- Your goal: Copy out each line in the material below that has the word "расходов".

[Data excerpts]
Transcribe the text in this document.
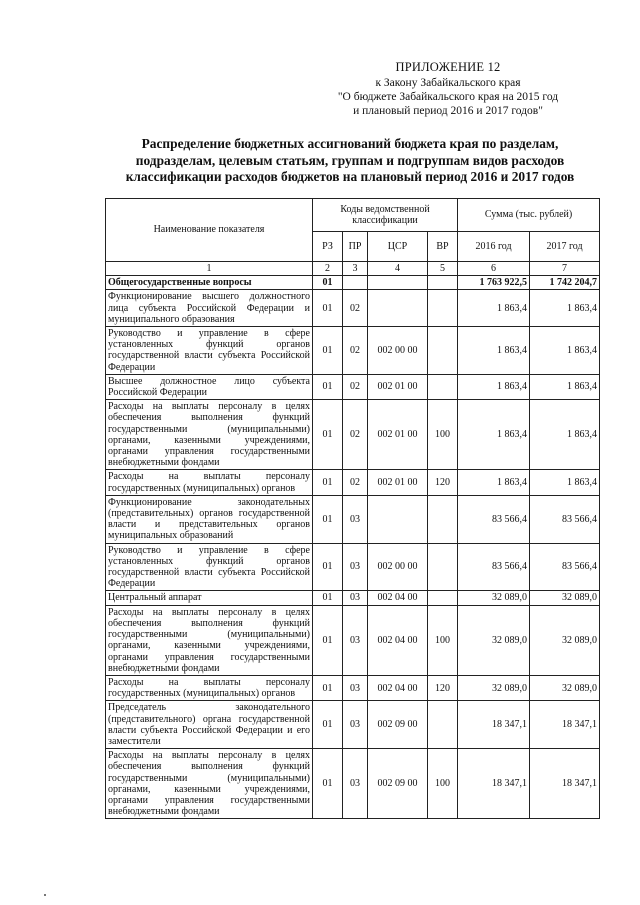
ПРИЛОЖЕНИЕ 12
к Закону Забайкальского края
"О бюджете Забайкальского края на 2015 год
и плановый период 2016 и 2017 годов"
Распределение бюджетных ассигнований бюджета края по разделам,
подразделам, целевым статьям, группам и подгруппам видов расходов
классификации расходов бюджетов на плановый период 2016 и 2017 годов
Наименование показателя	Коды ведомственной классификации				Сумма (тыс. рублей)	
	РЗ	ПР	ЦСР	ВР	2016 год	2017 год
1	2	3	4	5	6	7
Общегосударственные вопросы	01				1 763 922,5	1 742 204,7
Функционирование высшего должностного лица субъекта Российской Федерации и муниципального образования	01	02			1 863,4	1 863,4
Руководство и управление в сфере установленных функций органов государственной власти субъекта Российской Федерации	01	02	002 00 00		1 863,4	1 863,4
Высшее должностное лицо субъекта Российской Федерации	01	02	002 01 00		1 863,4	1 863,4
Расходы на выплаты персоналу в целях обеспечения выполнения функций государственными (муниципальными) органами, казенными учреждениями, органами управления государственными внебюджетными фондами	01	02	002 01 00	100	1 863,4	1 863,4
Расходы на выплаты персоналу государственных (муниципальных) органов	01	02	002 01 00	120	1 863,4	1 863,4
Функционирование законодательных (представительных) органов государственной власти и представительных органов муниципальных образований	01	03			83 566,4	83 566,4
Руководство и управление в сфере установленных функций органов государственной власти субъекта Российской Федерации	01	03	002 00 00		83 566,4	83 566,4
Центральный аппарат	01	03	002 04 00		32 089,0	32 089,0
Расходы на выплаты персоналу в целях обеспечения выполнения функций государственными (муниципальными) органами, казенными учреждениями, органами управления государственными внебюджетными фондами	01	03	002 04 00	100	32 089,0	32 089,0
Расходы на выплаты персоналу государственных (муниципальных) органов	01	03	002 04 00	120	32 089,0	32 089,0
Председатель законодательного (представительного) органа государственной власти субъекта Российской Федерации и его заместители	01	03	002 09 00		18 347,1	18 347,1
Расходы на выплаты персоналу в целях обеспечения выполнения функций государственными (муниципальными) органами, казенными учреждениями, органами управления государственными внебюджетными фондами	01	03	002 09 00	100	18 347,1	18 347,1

- Solution to this task:
подразделам, целевым статьям, группам и подгруппам видов расходов
классификации расходов бюджетов на плановый период 2016 и 2017 годов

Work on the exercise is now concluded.